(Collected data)
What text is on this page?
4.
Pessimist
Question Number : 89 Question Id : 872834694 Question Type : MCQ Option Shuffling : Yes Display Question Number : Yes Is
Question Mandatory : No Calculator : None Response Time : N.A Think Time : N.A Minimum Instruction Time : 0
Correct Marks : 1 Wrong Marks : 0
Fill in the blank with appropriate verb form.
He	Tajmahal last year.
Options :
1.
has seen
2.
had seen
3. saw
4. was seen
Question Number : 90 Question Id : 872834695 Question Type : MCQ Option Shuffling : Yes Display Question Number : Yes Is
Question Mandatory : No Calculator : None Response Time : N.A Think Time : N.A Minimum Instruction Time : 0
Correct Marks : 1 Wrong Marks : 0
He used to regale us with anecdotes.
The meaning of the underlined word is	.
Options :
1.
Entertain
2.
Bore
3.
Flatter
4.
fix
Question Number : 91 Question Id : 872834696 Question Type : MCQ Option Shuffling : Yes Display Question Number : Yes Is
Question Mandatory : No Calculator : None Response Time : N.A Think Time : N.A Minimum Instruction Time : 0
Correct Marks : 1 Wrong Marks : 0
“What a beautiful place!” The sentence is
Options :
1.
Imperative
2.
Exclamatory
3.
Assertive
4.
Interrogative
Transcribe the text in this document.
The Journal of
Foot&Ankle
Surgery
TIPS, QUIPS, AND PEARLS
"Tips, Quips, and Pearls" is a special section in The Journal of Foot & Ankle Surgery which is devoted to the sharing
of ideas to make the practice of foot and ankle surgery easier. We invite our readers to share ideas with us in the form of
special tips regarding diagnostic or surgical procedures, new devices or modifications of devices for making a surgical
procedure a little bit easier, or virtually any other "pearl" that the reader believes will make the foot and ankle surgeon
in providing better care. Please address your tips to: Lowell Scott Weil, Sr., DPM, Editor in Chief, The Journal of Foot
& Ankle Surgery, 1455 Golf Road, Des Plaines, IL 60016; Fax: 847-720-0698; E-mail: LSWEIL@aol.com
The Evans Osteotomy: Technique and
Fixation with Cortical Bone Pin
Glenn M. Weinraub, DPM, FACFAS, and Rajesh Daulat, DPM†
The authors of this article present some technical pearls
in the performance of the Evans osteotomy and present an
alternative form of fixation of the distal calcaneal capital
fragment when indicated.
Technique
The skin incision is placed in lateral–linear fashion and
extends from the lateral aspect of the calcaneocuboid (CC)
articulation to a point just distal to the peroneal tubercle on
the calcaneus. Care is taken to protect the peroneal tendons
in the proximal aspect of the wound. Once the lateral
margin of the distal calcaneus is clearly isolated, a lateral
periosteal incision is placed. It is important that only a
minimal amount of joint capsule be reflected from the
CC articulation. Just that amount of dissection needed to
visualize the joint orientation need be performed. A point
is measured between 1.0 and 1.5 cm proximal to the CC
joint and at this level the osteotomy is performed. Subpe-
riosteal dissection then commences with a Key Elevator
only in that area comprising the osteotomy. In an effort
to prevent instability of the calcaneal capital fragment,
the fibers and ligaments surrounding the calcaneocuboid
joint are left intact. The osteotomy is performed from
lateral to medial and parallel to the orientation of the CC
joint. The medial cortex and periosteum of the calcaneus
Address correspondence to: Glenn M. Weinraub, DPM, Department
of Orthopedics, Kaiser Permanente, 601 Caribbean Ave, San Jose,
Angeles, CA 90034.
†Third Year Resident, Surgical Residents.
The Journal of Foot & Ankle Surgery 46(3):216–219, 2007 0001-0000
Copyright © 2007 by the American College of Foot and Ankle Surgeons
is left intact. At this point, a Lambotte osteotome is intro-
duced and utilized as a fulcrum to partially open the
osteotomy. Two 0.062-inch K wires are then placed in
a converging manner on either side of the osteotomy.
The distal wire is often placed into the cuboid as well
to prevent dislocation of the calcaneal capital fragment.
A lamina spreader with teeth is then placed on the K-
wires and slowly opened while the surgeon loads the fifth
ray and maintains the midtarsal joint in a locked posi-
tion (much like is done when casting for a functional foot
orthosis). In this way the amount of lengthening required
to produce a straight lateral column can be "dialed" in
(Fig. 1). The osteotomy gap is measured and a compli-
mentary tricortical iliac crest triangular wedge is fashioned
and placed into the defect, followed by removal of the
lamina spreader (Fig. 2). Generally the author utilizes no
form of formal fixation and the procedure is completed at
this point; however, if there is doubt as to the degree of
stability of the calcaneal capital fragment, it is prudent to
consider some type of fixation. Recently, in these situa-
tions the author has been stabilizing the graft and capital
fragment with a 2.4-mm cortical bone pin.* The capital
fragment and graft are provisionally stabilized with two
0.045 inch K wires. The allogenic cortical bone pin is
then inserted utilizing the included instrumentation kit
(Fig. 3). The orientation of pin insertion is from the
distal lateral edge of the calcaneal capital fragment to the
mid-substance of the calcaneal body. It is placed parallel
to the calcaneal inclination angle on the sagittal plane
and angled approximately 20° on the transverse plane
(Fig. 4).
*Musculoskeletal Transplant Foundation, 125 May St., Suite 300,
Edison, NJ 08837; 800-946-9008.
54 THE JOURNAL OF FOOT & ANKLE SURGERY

## YOUR INSTRUCTIONS
Write out every entry above, word for word.

## RIGHT ANSWER
What text is on this page?
4.
Pessimist
Question Number : 89 Question Id : 872834694 Question Type : MCQ Option Shuffling : Yes Display Question Number : Yes Is
Question Mandatory : No Calculator : None Response Time : N.A Think Time : N.A Minimum Instruction Time : 0
Correct Marks : 1 Wrong Marks : 0
Fill in the blank with appropriate verb form.
He	Tajmahal last year.
Options :
1.
has seen
2.
had seen
3. saw
4. was seen
Question Number : 90 Question Id : 872834695 Question Type : MCQ Option Shuffling : Yes Display Question Number : Yes Is
Question Mandatory : No Calculator : None Response Time : N.A Think Time : N.A Minimum Instruction Time : 0
Correct Marks : 1 Wrong Marks : 0
He used to regale us with anecdotes.
The meaning of the underlined word is	.
Options :
1.
Entertain
2.
Bore
3.
Flatter
4.
fix
Question Number : 91 Question Id : 872834696 Question Type : MCQ Option Shuffling : Yes Display Question Number : Yes Is
Question Mandatory : No Calculator : None Response Time : N.A Think Time : N.A Minimum Instruction Time : 0
Correct Marks : 1 Wrong Marks : 0
“What a beautiful place!” The sentence is
Options :
1.
Imperative
2.
Exclamatory
3.
Assertive
4.
Interrogative
Transcribe the text in this document.
The Journal of
Foot&Ankle
Surgery
TIPS, QUIPS, AND PEARLS
"Tips, Quips, and Pearls" is a special section in The Journal of Foot & Ankle Surgery which is devoted to the sharing
of ideas to make the practice of foot and ankle surgery easier. We invite our readers to share ideas with us in the form of
special tips regarding diagnostic or surgical procedures, new devices or modifications of devices for making a surgical
procedure a little bit easier, or virtually any other "pearl" that the reader believes will make the foot and ankle surgeon
in providing better care. Please address your tips to: Lowell Scott Weil, Sr., DPM, Editor in Chief, The Journal of Foot
& Ankle Surgery, 1455 Golf Road, Des Plaines, IL 60016; Fax: 847-720-0698; E-mail: LSWEIL@aol.com
The Evans Osteotomy: Technique and
Fixation with Cortical Bone Pin
Glenn M. Weinraub, DPM, FACFAS, and Rajesh Daulat, DPM†
The authors of this article present some technical pearls
in the performance of the Evans osteotomy and present an
alternative form of fixation of the distal calcaneal capital
fragment when indicated.
Technique
The skin incision is placed in lateral–linear fashion and
extends from the lateral aspect of the calcaneocuboid (CC)
articulation to a point just distal to the peroneal tubercle on
the calcaneus. Care is taken to protect the peroneal tendons
in the proximal aspect of the wound. Once the lateral
margin of the distal calcaneus is clearly isolated, a lateral
periosteal incision is placed. It is important that only a
minimal amount of joint capsule be reflected from the
CC articulation. Just that amount of dissection needed to
visualize the joint orientation need be performed. A point
is measured between 1.0 and 1.5 cm proximal to the CC
joint and at this level the osteotomy is performed. Subpe-
riosteal dissection then commences with a Key Elevator
only in that area comprising the osteotomy. In an effort
to prevent instability of the calcaneal capital fragment,
the fibers and ligaments surrounding the calcaneocuboid
joint are left intact. The osteotomy is performed from
lateral to medial and parallel to the orientation of the CC
joint. The medial cortex and periosteum of the calcaneus
Address correspondence to: Glenn M. Weinraub, DPM, Department
of Orthopedics, Kaiser Permanente, 601 Caribbean Ave, San Jose,
Angeles, CA 90034.
†Third Year Resident, Surgical Residents.
The Journal of Foot & Ankle Surgery 46(3):216–219, 2007 0001-0000
Copyright © 2007 by the American College of Foot and Ankle Surgeons
is left intact. At this point, a Lambotte osteotome is intro-
duced and utilized as a fulcrum to partially open the
osteotomy. Two 0.062-inch K wires are then placed in
a converging manner on either side of the osteotomy.
The distal wire is often placed into the cuboid as well
to prevent dislocation of the calcaneal capital fragment.
A lamina spreader with teeth is then placed on the K-
wires and slowly opened while the surgeon loads the fifth
ray and maintains the midtarsal joint in a locked posi-
tion (much like is done when casting for a functional foot
orthosis). In this way the amount of lengthening required
to produce a straight lateral column can be "dialed" in
(Fig. 1). The osteotomy gap is measured and a compli-
mentary tricortical iliac crest triangular wedge is fashioned
and placed into the defect, followed by removal of the
lamina spreader (Fig. 2). Generally the author utilizes no
form of formal fixation and the procedure is completed at
this point; however, if there is doubt as to the degree of
stability of the calcaneal capital fragment, it is prudent to
consider some type of fixation. Recently, in these situa-
tions the author has been stabilizing the graft and capital
fragment with a 2.4-mm cortical bone pin.* The capital
fragment and graft are provisionally stabilized with two
0.045 inch K wires. The allogenic cortical bone pin is
then inserted utilizing the included instrumentation kit
(Fig. 3). The orientation of pin insertion is from the
distal lateral edge of the calcaneal capital fragment to the
mid-substance of the calcaneal body. It is placed parallel
to the calcaneal inclination angle on the sagittal plane
and angled approximately 20° on the transverse plane
(Fig. 4).
*Musculoskeletal Transplant Foundation, 125 May St., Suite 300,
Edison, NJ 08837; 800-946-9008.
54 THE JOURNAL OF FOOT & ANKLE SURGERY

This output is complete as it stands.